* [YOUR OBJECTIVE]:
Which lines have the string "Recording"? Copy all of them from the entries below.

A block of data
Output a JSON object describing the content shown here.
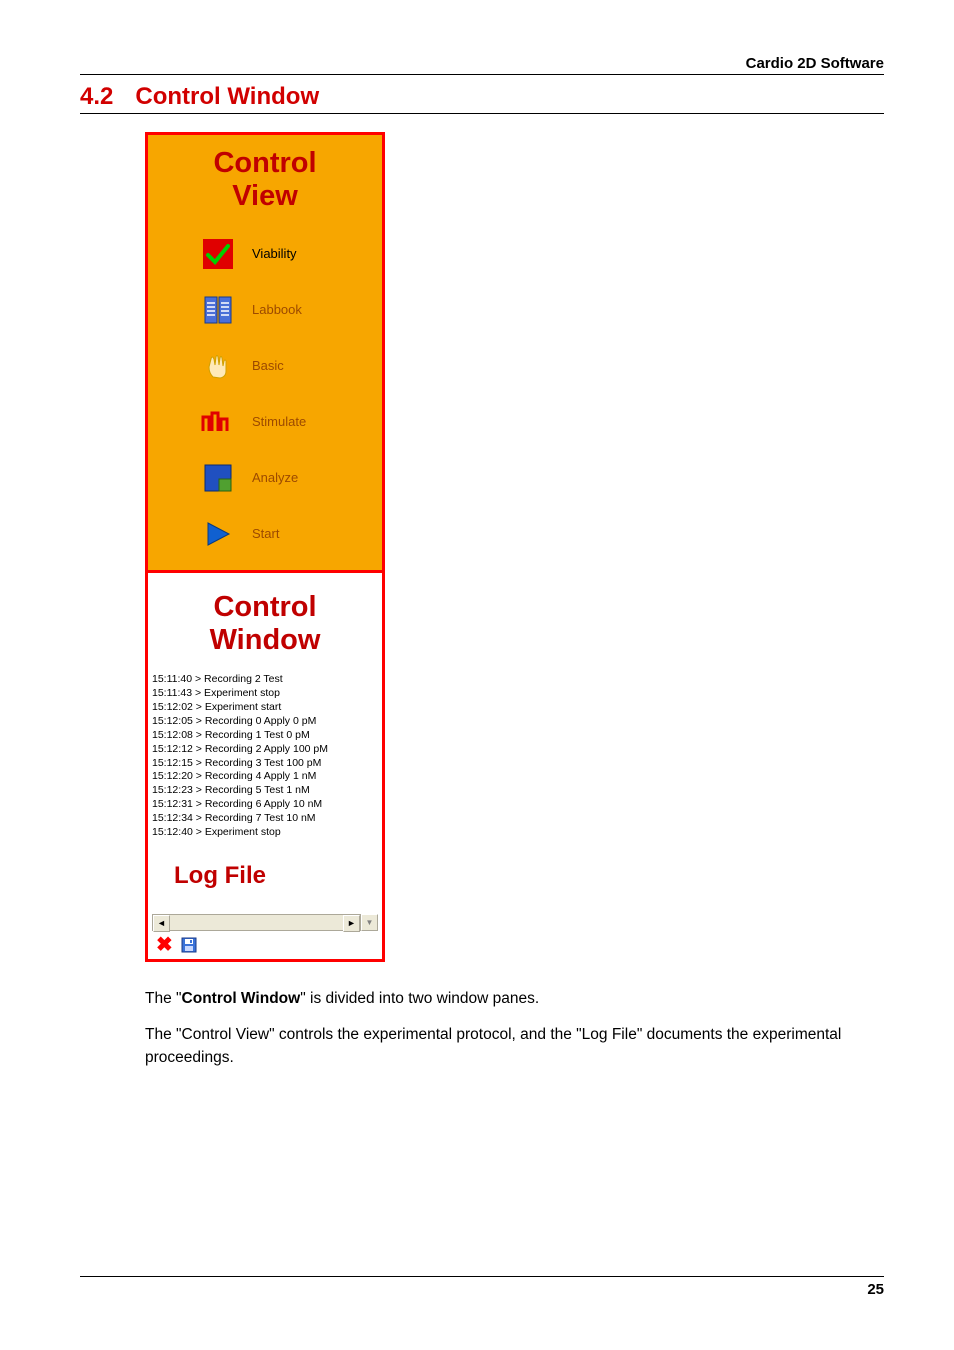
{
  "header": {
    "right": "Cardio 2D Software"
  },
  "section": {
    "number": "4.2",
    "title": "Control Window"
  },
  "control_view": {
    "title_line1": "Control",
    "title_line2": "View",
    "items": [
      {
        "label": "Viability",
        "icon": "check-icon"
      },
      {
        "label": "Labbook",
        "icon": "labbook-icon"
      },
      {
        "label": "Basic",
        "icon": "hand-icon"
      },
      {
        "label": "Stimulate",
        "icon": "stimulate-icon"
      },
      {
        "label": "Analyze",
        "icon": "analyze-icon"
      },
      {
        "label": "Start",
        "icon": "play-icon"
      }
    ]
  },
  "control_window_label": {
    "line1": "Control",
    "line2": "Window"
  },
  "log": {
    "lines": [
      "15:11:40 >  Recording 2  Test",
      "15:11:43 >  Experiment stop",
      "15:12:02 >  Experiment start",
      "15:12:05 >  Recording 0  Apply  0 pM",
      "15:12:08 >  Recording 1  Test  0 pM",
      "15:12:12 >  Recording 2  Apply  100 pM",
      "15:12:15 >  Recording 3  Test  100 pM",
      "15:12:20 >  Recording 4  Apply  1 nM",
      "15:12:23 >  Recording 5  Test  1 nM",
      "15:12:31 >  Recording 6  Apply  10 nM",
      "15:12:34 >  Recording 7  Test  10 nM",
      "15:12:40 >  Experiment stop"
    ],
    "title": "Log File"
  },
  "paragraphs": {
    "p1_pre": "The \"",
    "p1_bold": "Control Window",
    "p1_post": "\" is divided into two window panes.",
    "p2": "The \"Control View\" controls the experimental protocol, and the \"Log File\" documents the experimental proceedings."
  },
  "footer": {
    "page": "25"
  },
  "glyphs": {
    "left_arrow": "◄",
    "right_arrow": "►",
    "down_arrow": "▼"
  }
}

--

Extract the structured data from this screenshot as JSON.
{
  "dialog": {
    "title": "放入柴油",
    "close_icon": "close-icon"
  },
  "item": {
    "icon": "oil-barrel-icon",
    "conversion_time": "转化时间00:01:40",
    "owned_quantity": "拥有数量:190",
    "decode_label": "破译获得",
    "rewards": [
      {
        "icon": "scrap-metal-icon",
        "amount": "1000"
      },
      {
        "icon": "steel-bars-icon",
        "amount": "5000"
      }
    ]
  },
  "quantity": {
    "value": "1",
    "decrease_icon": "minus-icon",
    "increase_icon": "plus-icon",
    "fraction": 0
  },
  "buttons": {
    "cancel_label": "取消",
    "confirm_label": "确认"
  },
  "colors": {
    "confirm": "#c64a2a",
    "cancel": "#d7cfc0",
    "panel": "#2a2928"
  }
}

* [RESULT FOR THIS TASK]:
      "15:11:40 >  Recording 2  Test",
      "15:12:05 >  Recording 0  Apply  0 pM",
      "15:12:08 >  Recording 1  Test  0 pM",
      "15:12:12 >  Recording 2  Apply  100 pM",
      "15:12:15 >  Recording 3  Test  100 pM",
      "15:12:20 >  Recording 4  Apply  1 nM",
      "15:12:23 >  Recording 5  Test  1 nM",
      "15:12:31 >  Recording 6  Apply  10 nM",
      "15:12:34 >  Recording 7  Test  10 nM",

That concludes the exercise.